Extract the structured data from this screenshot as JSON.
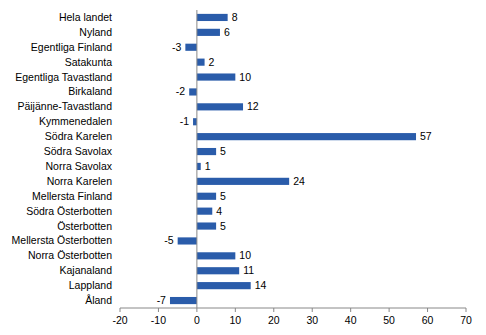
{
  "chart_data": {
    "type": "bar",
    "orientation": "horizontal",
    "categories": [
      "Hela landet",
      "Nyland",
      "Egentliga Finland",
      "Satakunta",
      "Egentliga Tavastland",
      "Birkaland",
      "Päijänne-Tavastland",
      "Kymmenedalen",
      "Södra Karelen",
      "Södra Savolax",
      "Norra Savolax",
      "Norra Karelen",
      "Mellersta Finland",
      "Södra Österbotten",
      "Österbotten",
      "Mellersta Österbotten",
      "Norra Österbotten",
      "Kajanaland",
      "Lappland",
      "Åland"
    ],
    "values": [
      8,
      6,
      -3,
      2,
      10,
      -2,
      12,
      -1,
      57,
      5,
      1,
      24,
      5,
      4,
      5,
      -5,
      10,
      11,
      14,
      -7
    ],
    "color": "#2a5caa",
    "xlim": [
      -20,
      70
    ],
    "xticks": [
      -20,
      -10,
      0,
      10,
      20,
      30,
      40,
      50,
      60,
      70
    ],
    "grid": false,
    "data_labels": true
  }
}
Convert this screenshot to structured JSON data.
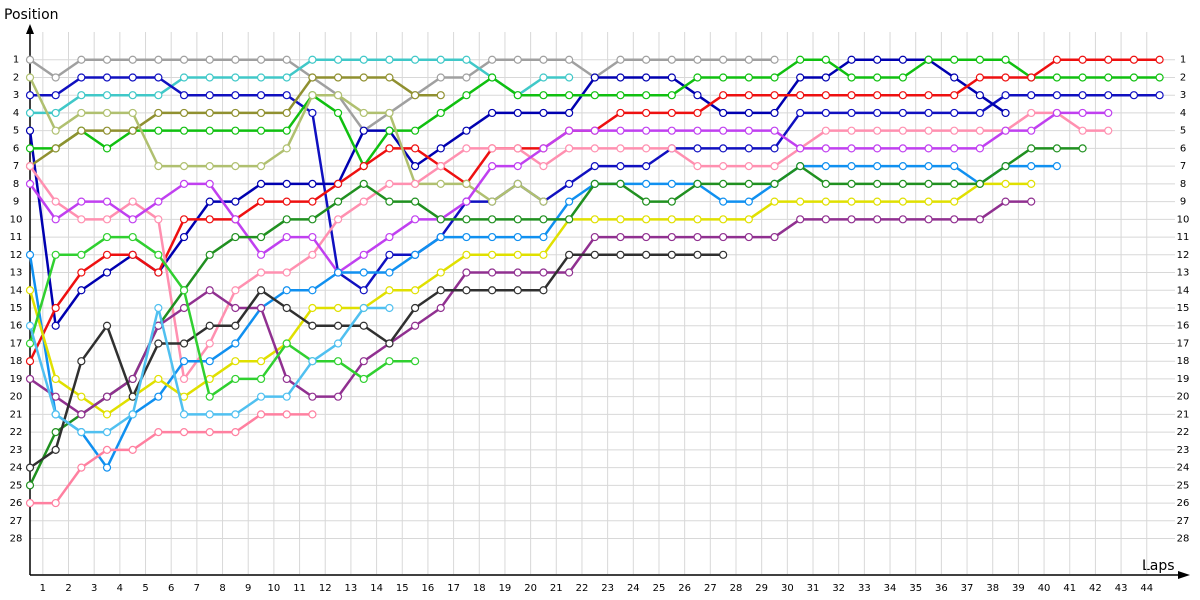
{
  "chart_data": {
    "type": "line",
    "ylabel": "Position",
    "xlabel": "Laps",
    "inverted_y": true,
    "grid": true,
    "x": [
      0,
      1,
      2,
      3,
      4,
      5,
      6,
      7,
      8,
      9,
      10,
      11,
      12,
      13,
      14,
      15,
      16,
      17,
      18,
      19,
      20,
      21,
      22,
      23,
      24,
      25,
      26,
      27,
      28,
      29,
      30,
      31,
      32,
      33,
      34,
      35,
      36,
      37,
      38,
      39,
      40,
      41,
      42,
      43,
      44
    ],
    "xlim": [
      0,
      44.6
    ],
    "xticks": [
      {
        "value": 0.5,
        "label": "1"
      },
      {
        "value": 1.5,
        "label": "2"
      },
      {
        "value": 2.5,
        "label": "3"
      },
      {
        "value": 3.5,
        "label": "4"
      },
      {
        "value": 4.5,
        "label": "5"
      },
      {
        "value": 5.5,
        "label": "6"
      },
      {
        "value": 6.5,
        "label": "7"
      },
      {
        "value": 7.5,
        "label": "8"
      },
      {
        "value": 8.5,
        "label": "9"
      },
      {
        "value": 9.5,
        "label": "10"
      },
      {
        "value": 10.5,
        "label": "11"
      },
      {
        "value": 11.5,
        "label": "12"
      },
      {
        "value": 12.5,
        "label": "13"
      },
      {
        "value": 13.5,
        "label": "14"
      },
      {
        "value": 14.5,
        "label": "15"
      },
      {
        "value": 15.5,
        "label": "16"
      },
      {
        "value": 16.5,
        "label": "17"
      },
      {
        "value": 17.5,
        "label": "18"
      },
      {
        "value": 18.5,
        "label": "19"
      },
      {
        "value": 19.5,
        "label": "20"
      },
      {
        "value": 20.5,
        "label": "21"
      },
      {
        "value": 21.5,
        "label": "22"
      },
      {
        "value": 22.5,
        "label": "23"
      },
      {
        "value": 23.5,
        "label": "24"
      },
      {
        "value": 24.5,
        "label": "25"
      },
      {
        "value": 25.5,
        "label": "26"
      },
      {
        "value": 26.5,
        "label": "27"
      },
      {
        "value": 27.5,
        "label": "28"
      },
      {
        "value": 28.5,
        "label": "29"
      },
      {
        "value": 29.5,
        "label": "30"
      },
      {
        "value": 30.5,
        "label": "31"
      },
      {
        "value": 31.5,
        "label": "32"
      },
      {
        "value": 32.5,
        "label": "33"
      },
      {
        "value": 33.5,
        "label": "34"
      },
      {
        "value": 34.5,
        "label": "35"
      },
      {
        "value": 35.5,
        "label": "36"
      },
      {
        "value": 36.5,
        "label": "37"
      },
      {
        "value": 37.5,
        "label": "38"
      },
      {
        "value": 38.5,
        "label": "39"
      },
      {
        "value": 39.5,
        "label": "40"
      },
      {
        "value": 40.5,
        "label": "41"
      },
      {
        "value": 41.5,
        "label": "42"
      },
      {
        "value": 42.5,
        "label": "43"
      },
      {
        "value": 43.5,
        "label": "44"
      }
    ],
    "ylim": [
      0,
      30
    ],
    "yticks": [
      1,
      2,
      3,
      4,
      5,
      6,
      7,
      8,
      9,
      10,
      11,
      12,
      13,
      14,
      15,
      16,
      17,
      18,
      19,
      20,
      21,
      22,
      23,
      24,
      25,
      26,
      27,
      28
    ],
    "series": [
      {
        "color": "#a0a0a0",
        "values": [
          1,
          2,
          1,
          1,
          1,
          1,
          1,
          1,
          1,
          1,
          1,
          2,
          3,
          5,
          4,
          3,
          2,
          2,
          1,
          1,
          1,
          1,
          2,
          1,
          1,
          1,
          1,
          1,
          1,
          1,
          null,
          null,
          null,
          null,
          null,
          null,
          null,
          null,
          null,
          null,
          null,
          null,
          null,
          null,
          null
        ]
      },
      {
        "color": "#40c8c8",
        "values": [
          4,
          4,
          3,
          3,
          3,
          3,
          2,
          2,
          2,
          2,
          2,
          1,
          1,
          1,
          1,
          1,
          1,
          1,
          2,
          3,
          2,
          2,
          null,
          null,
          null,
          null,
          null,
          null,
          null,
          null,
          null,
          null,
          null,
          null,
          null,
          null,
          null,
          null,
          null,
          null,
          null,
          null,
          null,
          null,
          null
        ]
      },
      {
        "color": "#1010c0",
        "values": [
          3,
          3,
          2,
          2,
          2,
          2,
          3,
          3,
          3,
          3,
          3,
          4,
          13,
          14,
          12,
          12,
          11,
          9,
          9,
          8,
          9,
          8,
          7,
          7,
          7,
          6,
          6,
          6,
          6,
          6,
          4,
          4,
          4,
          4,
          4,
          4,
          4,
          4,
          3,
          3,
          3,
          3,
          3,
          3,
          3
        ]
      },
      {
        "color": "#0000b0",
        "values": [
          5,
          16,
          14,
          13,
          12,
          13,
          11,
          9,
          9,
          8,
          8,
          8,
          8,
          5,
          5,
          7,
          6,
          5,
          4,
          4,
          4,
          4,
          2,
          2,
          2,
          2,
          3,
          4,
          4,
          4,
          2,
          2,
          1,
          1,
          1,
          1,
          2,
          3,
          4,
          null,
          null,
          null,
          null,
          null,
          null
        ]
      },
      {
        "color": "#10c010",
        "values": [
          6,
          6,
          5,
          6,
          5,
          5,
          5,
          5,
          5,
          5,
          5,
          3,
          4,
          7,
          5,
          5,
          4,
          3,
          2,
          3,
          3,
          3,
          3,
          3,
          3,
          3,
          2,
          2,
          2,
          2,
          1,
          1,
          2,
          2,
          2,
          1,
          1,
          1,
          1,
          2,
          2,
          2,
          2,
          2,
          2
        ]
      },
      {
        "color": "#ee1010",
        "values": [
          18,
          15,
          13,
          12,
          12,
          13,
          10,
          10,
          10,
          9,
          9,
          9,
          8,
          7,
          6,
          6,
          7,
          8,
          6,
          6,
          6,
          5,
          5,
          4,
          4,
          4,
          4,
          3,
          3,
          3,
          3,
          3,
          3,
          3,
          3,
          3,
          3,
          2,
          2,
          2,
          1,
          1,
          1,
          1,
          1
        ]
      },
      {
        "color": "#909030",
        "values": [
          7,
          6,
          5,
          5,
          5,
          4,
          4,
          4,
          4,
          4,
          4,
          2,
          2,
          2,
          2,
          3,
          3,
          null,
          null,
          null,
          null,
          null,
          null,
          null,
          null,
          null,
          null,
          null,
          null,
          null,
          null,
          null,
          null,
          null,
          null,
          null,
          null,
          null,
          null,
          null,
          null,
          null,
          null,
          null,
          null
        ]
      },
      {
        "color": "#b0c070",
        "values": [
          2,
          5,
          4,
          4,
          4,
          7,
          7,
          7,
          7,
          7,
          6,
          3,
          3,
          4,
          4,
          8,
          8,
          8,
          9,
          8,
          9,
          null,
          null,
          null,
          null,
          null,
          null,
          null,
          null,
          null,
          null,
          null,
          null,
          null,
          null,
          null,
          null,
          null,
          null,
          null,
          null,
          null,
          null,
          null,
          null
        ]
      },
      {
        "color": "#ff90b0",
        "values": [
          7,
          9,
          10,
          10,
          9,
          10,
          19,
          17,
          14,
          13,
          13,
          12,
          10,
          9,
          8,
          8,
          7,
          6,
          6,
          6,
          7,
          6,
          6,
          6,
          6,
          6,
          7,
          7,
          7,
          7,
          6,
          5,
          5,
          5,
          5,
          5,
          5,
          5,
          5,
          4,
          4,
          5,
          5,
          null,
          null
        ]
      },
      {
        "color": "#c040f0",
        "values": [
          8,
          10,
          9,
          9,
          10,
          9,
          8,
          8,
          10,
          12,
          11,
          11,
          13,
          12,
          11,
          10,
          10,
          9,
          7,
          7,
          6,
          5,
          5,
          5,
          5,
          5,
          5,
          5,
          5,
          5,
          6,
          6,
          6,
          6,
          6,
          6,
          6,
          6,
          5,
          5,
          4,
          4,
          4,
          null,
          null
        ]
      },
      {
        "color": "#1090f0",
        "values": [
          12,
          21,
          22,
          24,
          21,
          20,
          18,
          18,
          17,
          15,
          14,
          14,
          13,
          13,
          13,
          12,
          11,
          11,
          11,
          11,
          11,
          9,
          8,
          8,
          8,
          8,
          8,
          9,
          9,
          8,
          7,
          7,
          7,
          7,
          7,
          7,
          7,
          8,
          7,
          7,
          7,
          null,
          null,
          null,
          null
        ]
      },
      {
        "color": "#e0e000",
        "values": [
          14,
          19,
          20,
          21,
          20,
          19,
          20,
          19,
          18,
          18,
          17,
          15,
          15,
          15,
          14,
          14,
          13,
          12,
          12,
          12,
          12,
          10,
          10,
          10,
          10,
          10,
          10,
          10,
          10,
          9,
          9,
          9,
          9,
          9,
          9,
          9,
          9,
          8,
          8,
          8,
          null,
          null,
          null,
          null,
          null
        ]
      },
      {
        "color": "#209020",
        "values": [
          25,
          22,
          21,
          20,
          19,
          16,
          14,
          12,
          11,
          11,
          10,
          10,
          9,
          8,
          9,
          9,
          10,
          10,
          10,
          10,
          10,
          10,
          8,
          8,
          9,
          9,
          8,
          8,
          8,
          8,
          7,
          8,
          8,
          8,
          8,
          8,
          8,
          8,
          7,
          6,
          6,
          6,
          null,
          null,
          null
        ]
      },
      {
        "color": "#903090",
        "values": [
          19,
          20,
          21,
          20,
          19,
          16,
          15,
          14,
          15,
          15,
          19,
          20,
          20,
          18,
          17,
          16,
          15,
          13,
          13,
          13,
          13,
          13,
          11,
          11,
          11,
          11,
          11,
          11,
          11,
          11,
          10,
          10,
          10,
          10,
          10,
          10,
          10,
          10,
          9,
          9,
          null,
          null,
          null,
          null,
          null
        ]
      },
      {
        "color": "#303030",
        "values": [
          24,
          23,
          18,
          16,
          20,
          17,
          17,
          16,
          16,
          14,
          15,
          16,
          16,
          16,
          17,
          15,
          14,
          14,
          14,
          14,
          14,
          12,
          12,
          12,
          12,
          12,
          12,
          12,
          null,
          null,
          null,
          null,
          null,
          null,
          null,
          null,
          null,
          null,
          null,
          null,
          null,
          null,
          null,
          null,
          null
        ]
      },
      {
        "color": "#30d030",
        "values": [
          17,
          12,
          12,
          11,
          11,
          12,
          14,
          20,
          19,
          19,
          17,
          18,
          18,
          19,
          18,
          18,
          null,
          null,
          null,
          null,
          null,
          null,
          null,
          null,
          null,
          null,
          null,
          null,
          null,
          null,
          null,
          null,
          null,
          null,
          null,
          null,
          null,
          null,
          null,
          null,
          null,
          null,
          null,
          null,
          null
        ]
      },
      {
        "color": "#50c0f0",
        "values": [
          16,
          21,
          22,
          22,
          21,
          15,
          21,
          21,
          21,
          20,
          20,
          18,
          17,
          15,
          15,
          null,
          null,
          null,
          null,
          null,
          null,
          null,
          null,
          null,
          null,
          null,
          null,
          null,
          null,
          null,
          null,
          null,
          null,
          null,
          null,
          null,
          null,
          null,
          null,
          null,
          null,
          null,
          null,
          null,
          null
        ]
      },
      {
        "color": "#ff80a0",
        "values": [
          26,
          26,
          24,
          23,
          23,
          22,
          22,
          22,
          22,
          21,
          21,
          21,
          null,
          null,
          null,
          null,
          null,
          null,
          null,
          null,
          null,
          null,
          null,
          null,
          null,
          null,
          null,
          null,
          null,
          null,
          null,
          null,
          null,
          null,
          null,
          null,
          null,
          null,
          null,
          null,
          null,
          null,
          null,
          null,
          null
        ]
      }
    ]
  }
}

Your goal
Find and copy each line above that includes the string "Norra".

Full output
      "Norra Savolax",
      "Norra Karelen",
      "Norra Österbotten",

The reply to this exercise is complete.